STATED TASK: Exactly reproduce the lines that follow.
_____
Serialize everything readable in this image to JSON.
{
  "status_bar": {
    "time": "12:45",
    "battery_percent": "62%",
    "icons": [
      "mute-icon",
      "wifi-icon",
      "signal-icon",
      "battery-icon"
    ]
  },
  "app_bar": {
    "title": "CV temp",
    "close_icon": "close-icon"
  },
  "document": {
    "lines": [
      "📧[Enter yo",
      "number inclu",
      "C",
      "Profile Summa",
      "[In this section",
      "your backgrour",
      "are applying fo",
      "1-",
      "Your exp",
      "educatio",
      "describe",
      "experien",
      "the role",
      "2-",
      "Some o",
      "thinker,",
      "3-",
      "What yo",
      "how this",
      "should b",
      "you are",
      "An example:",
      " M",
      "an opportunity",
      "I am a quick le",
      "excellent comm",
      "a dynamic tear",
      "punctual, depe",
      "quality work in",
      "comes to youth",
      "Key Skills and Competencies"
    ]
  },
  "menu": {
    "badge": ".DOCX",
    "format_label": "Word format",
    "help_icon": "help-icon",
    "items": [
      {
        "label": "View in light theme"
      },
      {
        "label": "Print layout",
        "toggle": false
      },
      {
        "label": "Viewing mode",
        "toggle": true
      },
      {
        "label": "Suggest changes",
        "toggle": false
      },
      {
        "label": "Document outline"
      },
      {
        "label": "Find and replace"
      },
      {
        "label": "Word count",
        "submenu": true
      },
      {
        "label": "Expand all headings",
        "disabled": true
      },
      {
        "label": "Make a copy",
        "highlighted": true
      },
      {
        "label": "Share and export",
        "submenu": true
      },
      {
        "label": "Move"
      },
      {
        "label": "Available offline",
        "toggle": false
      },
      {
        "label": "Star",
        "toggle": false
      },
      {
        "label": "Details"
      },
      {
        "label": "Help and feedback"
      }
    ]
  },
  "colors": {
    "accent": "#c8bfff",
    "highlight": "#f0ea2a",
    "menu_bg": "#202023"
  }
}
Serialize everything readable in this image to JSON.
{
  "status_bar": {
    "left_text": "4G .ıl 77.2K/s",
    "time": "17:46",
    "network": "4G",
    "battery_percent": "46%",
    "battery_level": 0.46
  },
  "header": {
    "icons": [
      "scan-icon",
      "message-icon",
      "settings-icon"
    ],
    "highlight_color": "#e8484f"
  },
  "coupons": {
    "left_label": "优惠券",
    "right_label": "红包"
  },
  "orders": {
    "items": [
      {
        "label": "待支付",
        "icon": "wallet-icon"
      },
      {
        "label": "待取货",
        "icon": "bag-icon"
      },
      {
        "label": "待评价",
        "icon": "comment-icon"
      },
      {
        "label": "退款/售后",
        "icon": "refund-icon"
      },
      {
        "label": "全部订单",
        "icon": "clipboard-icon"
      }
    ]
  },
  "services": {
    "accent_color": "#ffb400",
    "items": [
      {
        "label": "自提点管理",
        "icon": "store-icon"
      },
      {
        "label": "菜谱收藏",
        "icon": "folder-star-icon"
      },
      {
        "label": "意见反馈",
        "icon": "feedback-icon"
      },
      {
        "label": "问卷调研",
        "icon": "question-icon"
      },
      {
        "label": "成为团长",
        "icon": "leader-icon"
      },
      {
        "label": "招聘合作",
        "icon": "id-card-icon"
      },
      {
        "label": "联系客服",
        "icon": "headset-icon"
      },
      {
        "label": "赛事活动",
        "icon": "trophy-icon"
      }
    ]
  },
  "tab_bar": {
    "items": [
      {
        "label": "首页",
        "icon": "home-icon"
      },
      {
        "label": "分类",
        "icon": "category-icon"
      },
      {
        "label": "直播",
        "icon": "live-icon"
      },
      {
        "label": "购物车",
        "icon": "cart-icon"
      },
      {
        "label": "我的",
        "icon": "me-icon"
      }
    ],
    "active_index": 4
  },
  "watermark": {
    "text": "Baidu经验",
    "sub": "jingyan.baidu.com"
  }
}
_____
EXERCISE OUTPUT:
Serialize everything readable in this image to JSON.
{
  "status_bar": {
    "time": "12:45",
    "battery_percent": "62%",
    "icons": [
      "mute-icon",
      "wifi-icon",
      "signal-icon",
      "battery-icon"
    ]
  },
  "app_bar": {
    "title": "CV temp",
    "close_icon": "close-icon"
  },
  "document": {
    "lines": [
      "📧[Enter yo",
      "number inclu",
      "C",
      "Profile Summa",
      "[In this section",
      "your backgrour",
      "are applying fo",
      "1-",
      "Your exp",
      "educatio",
      "describe",
      "experien",
      "the role",
      "2-",
      "Some o",
      "thinker,",
      "3-",
      "What yo",
      "how this",
      "should b",
      "you are",
      "An example:",
      " M",
      "an opportunity",
      "I am a quick le",
      "excellent comm",
      "a dynamic tear",
      "punctual, depe",
      "quality work in",
      "comes to youth",
      "Key Skills and Competencies"
    ]
  },
  "menu": {
    "badge": ".DOCX",
    "format_label": "Word format",
    "help_icon": "help-icon",
    "items": [
      {
        "label": "View in light theme"
      },
      {
        "label": "Print layout",
        "toggle": false
      },
      {
        "label": "Viewing mode",
        "toggle": true
      },
      {
        "label": "Suggest changes",
        "toggle": false
      },
      {
        "label": "Document outline"
      },
      {
        "label": "Find and replace"
      },
      {
        "label": "Word count",
        "submenu": true
      },
      {
        "label": "Expand all headings",
        "disabled": true
      },
      {
        "label": "Make a copy",
        "highlighted": true
      },
      {
        "label": "Share and export",
        "submenu": true
      },
      {
        "label": "Move"
      },
      {
        "label": "Available offline",
        "toggle": false
      },
      {
        "label": "Star",
        "toggle": false
      },
      {
        "label": "Details"
      },
      {
        "label": "Help and feedback"
      }
    ]
  },
  "colors": {
    "accent": "#c8bfff",
    "highlight": "#f0ea2a",
    "menu_bg": "#202023"
  }
}
Serialize everything readable in this image to JSON.
{
  "status_bar": {
    "left_text": "4G .ıl 77.2K/s",
    "time": "17:46",
    "network": "4G",
    "battery_percent": "46%",
    "battery_level": 0.46
  },
  "header": {
    "icons": [
      "scan-icon",
      "message-icon",
      "settings-icon"
    ],
    "highlight_color": "#e8484f"
  },
  "coupons": {
    "left_label": "优惠券",
    "right_label": "红包"
  },
  "orders": {
    "items": [
      {
        "label": "待支付",
        "icon": "wallet-icon"
      },
      {
        "label": "待取货",
        "icon": "bag-icon"
      },
      {
        "label": "待评价",
        "icon": "comment-icon"
      },
      {
        "label": "退款/售后",
        "icon": "refund-icon"
      },
      {
        "label": "全部订单",
        "icon": "clipboard-icon"
      }
    ]
  },
  "services": {
    "accent_color": "#ffb400",
    "items": [
      {
        "label": "自提点管理",
        "icon": "store-icon"
      },
      {
        "label": "菜谱收藏",
        "icon": "folder-star-icon"
      },
      {
        "label": "意见反馈",
        "icon": "feedback-icon"
      },
      {
        "label": "问卷调研",
        "icon": "question-icon"
      },
      {
        "label": "成为团长",
        "icon": "leader-icon"
      },
      {
        "label": "招聘合作",
        "icon": "id-card-icon"
      },
      {
        "label": "联系客服",
        "icon": "headset-icon"
      },
      {
        "label": "赛事活动",
        "icon": "trophy-icon"
      }
    ]
  },
  "tab_bar": {
    "items": [
      {
        "label": "首页",
        "icon": "home-icon"
      },
      {
        "label": "分类",
        "icon": "category-icon"
      },
      {
        "label": "直播",
        "icon": "live-icon"
      },
      {
        "label": "购物车",
        "icon": "cart-icon"
      },
      {
        "label": "我的",
        "icon": "me-icon"
      }
    ],
    "active_index": 4
  },
  "watermark": {
    "text": "Baidu经验",
    "sub": "jingyan.baidu.com"
  }
}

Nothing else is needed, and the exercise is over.